[Dataset records]
◇ ◇ ◇ ◇ ◇ ◇ ◇

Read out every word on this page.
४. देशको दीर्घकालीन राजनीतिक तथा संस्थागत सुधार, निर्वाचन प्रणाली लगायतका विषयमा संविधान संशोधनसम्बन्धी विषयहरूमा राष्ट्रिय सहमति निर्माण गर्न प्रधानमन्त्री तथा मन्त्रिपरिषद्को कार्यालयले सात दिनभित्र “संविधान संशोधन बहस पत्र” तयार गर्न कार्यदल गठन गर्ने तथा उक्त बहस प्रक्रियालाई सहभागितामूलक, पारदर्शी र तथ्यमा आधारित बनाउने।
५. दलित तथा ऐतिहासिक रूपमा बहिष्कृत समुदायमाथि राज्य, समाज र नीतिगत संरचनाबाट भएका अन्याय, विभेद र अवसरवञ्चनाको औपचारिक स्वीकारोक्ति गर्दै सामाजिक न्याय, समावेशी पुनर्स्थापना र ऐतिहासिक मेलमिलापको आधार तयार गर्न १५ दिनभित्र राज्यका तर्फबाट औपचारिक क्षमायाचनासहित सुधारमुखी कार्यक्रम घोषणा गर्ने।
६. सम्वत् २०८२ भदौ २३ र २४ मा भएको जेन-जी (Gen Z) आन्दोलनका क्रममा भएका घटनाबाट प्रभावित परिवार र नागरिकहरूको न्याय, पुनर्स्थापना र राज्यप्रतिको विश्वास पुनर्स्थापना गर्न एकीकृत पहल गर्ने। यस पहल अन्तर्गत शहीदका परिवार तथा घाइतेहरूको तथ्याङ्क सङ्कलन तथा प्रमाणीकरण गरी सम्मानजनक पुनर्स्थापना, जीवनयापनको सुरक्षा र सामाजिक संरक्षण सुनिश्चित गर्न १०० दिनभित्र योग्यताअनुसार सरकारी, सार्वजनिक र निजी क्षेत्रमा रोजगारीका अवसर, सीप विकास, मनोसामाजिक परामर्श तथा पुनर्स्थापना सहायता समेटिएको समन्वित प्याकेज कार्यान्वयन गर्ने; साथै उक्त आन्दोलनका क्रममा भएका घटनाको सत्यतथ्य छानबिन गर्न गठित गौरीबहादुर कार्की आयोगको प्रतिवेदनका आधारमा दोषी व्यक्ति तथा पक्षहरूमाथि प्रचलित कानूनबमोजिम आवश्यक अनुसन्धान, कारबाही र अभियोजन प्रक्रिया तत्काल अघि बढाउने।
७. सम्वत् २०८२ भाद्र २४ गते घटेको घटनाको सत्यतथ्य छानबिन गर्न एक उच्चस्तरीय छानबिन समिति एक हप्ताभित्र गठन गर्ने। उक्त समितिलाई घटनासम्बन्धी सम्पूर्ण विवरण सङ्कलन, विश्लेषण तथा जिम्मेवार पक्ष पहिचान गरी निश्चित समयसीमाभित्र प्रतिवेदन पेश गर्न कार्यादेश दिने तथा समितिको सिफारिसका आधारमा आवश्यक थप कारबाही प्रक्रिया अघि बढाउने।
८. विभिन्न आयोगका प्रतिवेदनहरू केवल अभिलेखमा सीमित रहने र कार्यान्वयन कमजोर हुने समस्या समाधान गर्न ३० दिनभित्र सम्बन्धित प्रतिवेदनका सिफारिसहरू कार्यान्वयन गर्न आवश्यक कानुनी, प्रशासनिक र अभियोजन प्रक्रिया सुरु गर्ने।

◇ ◇ ◇ ◇ ◇ ◇ ◇

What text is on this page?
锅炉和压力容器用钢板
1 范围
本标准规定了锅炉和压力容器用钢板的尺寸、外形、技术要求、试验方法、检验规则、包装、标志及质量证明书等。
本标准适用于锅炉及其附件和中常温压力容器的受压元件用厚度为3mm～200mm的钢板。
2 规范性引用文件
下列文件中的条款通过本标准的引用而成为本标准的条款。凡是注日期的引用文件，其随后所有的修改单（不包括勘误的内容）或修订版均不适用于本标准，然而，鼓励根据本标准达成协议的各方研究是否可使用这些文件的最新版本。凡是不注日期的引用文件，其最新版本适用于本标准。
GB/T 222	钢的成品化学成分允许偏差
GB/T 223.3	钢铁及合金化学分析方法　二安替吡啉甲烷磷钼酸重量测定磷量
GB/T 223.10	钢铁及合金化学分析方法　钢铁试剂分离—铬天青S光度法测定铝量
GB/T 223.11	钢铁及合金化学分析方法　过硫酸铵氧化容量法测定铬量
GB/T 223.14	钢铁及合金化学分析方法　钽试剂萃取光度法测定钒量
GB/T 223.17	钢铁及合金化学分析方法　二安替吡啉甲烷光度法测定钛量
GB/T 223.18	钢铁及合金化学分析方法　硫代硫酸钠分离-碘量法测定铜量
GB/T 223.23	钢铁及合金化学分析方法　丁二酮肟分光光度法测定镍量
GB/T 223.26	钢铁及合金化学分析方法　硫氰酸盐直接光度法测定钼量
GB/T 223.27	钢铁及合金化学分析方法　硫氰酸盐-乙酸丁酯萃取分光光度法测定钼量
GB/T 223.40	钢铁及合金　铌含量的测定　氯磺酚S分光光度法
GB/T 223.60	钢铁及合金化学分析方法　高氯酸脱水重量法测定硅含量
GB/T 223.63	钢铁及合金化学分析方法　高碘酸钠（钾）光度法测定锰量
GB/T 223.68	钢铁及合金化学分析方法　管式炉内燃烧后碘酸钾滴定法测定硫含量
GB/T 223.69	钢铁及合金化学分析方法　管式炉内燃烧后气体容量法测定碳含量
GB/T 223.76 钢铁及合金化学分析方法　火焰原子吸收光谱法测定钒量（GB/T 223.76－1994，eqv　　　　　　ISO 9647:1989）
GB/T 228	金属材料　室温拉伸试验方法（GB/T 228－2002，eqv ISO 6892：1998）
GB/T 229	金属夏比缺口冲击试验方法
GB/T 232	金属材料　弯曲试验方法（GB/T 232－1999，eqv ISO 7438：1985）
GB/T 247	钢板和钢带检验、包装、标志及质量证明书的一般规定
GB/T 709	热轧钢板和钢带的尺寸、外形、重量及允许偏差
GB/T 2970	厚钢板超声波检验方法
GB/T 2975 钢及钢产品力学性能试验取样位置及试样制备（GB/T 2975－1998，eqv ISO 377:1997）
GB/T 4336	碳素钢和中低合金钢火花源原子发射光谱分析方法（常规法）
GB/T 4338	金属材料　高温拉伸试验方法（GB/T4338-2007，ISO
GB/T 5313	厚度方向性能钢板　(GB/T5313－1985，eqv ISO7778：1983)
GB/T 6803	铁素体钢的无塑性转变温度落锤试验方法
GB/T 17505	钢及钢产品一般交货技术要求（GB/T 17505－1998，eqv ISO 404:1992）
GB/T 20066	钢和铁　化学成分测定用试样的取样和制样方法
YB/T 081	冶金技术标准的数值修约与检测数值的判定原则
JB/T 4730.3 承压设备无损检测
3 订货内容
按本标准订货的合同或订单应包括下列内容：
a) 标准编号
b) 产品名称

◇ ◇ ◇ ◇ ◇ ◇ ◇

What the task requires: In the material above, find each line that contains the word "金属材料", and select it.

Task answer:
GB/T 228	金属材料　室温拉伸试验方法（GB/T 228－2002，eqv ISO 6892：1998）
GB/T 232	金属材料　弯曲试验方法（GB/T 232－1999，eqv ISO 7438：1985）
GB/T 4338	金属材料　高温拉伸试验方法（GB/T4338-2007，ISO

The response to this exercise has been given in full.